[What you have to do]
Determine how many lines include "populo". Give the number and nothing else.

────

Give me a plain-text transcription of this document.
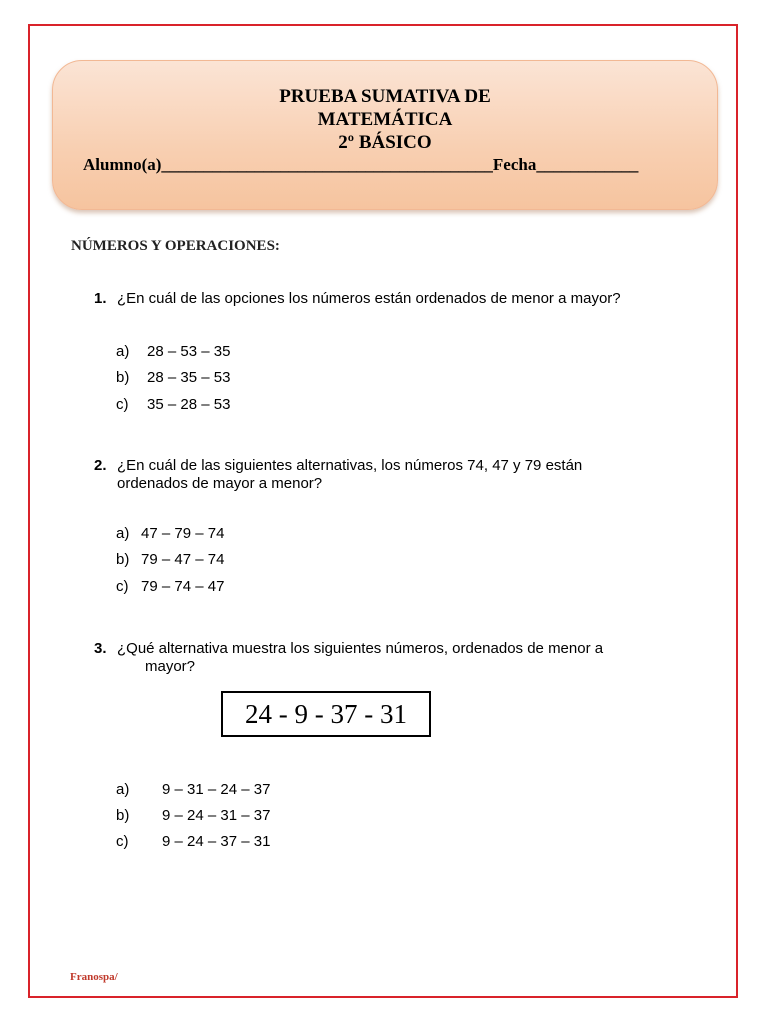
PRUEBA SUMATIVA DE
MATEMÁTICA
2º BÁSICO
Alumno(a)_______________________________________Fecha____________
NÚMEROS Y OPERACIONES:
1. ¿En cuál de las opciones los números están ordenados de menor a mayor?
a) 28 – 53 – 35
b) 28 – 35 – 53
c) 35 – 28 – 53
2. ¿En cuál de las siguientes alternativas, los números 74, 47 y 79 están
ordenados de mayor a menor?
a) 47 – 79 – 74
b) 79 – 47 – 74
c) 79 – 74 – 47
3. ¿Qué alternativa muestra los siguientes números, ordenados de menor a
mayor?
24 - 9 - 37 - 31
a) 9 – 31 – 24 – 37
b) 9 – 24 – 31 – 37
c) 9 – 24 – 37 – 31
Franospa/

────

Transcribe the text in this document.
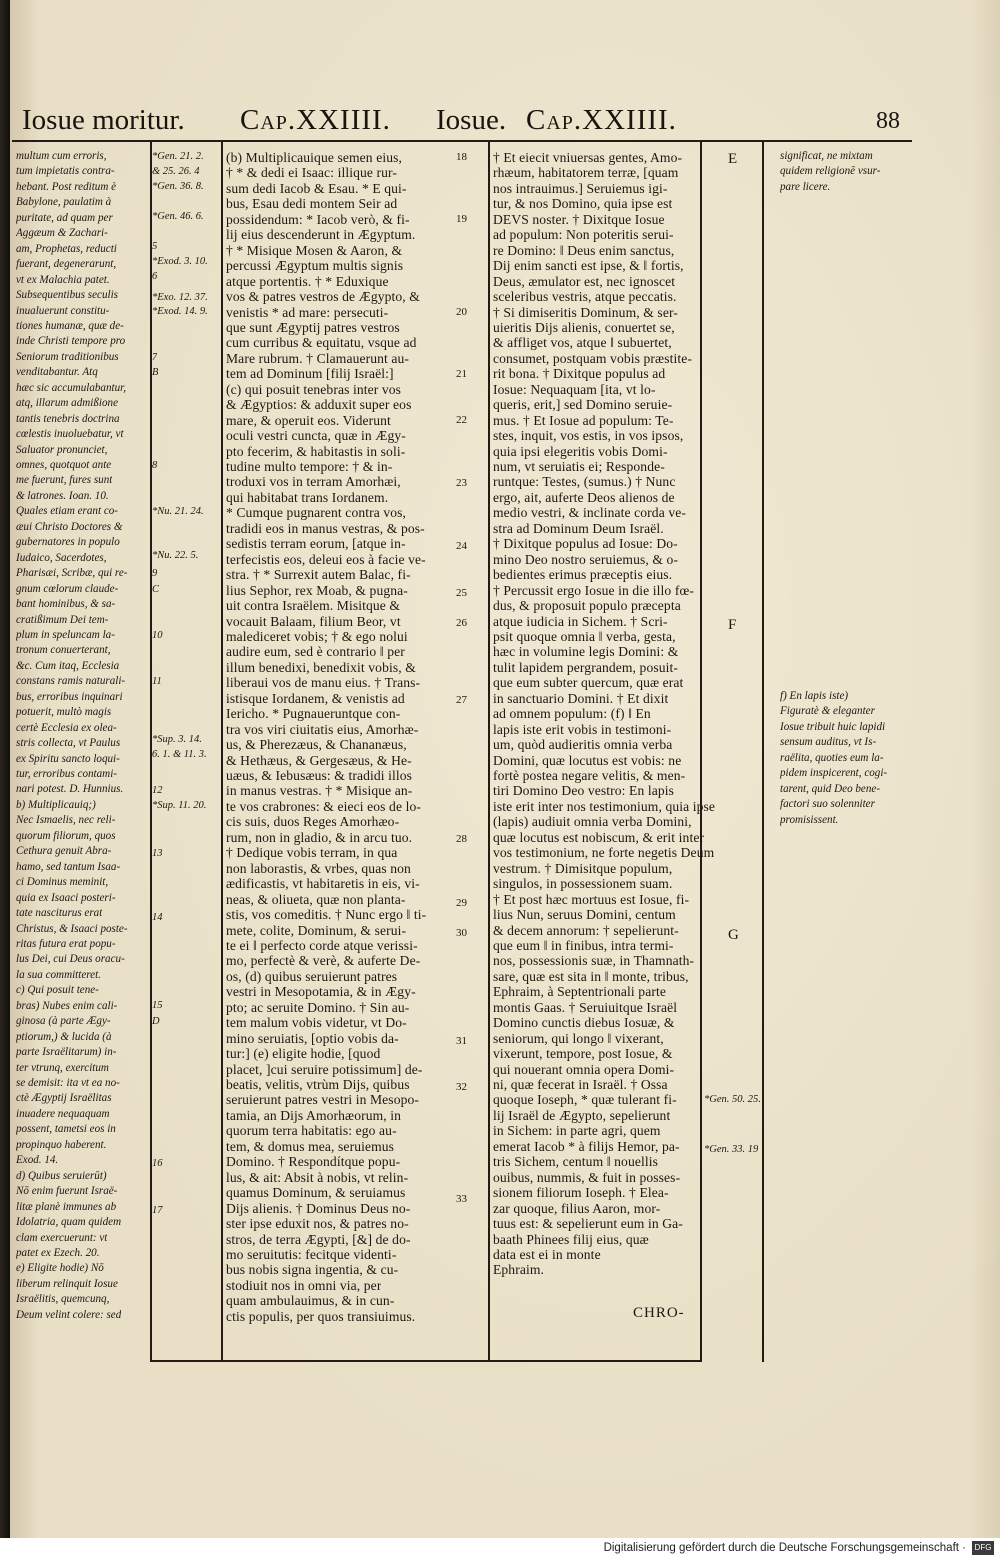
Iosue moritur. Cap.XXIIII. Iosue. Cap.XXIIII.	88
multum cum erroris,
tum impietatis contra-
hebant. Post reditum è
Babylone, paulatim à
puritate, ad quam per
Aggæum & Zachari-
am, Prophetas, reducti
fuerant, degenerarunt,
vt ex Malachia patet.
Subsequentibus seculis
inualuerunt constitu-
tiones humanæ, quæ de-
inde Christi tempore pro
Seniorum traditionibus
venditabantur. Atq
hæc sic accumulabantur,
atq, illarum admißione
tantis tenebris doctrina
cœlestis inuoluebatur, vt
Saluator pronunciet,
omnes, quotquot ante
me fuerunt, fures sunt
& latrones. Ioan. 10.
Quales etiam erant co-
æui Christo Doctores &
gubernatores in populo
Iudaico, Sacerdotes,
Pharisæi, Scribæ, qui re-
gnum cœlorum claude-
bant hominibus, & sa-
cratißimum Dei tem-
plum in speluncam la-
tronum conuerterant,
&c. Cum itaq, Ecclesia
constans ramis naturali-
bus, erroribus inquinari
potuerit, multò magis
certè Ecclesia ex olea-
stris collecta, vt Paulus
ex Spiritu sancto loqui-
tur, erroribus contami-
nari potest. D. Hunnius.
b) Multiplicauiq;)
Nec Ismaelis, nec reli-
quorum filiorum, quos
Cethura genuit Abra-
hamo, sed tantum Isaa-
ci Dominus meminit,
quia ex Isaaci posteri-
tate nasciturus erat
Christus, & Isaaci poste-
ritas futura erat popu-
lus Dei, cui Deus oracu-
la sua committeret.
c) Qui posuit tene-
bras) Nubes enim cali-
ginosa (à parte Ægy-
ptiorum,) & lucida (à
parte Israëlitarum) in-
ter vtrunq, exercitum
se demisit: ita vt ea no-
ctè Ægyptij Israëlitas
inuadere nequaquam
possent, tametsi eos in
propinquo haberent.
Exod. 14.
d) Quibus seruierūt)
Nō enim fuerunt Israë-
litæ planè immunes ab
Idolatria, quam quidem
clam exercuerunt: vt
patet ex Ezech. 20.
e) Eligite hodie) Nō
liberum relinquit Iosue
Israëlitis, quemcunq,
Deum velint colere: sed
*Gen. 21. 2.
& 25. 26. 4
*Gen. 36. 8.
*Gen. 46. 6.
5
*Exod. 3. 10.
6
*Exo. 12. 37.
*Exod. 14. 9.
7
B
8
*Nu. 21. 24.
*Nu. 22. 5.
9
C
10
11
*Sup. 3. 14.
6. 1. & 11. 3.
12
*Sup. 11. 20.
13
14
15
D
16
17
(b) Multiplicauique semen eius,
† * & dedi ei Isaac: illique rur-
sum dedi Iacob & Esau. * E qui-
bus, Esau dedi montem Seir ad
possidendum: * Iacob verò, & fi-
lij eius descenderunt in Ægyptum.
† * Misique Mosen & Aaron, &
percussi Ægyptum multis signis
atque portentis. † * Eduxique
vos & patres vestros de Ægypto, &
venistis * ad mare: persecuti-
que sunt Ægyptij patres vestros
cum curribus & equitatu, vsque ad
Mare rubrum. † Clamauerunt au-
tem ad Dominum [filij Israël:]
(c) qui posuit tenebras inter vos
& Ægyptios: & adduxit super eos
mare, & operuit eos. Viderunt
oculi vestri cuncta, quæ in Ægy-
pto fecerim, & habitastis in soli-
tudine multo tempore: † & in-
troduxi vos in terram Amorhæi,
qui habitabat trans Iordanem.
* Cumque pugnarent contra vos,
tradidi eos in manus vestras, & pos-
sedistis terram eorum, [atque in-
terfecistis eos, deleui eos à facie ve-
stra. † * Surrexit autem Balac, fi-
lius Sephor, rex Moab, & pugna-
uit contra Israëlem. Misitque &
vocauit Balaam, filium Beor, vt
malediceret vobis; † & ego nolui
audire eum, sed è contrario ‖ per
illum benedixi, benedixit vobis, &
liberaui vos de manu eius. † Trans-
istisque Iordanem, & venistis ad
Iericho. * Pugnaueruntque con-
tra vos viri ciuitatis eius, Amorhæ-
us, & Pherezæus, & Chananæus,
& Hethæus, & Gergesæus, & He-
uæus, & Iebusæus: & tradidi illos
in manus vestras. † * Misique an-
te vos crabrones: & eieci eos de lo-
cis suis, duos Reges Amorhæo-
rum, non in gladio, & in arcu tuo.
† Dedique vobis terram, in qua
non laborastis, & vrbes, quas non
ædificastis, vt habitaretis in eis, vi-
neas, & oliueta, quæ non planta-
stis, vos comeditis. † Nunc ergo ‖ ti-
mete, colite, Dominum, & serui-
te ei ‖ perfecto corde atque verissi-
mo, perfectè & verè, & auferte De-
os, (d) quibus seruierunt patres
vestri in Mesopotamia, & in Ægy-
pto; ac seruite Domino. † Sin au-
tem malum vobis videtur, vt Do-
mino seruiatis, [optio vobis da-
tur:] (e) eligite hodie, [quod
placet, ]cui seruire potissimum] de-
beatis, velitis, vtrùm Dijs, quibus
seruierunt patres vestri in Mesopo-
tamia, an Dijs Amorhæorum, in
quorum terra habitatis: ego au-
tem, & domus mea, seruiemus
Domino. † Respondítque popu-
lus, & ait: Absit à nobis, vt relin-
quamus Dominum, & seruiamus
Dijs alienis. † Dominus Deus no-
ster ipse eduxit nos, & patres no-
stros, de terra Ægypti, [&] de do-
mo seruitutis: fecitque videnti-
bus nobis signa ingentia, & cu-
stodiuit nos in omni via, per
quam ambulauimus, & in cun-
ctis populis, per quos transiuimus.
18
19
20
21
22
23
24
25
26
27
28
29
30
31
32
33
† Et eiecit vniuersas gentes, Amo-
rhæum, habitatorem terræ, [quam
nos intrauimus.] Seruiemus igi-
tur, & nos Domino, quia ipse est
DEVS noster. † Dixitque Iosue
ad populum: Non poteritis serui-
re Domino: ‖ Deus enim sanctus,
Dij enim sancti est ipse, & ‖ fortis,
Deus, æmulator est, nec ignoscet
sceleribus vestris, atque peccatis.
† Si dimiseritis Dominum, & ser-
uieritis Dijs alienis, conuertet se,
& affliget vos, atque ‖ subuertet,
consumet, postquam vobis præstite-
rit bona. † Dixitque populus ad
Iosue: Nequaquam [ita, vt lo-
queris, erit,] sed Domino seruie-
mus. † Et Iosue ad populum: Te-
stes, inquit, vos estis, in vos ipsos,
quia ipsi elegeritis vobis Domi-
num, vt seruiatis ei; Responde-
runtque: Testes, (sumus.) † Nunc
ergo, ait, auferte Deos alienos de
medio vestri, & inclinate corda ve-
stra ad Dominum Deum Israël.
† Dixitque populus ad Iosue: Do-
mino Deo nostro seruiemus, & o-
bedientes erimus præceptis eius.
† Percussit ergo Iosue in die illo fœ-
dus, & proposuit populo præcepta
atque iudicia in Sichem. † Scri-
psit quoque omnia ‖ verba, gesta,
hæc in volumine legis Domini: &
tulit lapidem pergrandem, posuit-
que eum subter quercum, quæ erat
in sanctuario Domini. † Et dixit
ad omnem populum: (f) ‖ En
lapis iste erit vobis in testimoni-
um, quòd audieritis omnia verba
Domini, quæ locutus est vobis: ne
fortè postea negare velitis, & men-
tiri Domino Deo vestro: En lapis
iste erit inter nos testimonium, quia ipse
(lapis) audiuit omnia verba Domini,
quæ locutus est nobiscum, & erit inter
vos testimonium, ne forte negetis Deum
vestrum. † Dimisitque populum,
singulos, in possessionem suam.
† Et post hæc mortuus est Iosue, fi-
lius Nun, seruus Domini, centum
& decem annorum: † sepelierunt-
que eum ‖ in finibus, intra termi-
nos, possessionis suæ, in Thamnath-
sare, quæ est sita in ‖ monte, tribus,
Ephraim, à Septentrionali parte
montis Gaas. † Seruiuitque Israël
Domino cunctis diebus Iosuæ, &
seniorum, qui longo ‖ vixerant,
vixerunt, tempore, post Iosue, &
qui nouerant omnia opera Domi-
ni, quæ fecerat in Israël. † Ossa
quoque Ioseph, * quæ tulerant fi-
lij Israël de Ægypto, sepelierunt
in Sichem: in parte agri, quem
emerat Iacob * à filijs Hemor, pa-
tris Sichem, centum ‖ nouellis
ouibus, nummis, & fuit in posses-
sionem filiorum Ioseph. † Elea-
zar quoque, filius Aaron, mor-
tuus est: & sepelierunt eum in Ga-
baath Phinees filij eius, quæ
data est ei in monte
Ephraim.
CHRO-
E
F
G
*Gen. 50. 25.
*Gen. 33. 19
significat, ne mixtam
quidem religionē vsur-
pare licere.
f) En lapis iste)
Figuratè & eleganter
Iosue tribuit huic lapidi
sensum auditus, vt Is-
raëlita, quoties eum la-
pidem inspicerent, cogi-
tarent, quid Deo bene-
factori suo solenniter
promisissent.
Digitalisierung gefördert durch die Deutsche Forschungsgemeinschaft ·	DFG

────

[Task answer]
2